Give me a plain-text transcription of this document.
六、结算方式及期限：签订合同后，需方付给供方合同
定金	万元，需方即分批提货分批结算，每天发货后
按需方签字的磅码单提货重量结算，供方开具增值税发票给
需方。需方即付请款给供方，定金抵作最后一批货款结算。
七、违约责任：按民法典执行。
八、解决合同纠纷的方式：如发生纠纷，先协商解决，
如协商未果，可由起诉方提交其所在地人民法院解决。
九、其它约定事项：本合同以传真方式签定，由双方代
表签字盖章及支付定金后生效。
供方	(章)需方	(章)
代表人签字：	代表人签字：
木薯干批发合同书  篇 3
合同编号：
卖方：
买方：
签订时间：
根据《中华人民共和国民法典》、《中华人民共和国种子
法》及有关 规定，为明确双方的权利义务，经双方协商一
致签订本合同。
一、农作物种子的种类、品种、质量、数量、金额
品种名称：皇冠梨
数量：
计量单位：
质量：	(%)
....
Repeat the data precisely, line by line.

TASK SOLUTION.
Give me a plain-text transcription of this document.
六、结算方式及期限：签订合同后，需方付给供方合同
定金	万元，需方即分批提货分批结算，每天发货后
按需方签字的磅码单提货重量结算，供方开具增值税发票给
需方。需方即付请款给供方，定金抵作最后一批货款结算。
七、违约责任：按民法典执行。
八、解决合同纠纷的方式：如发生纠纷，先协商解决，
如协商未果，可由起诉方提交其所在地人民法院解决。
九、其它约定事项：本合同以传真方式签定，由双方代
表签字盖章及支付定金后生效。
供方	(章)需方	(章)
代表人签字：	代表人签字：
木薯干批发合同书  篇 3
合同编号：
卖方：
买方：
签订时间：
根据《中华人民共和国民法典》、《中华人民共和国种子
法》及有关 规定，为明确双方的权利义务，经双方协商一
致签订本合同。
一、农作物种子的种类、品种、质量、数量、金额
品种名称：皇冠梨
数量：
计量单位：
质量：	(%)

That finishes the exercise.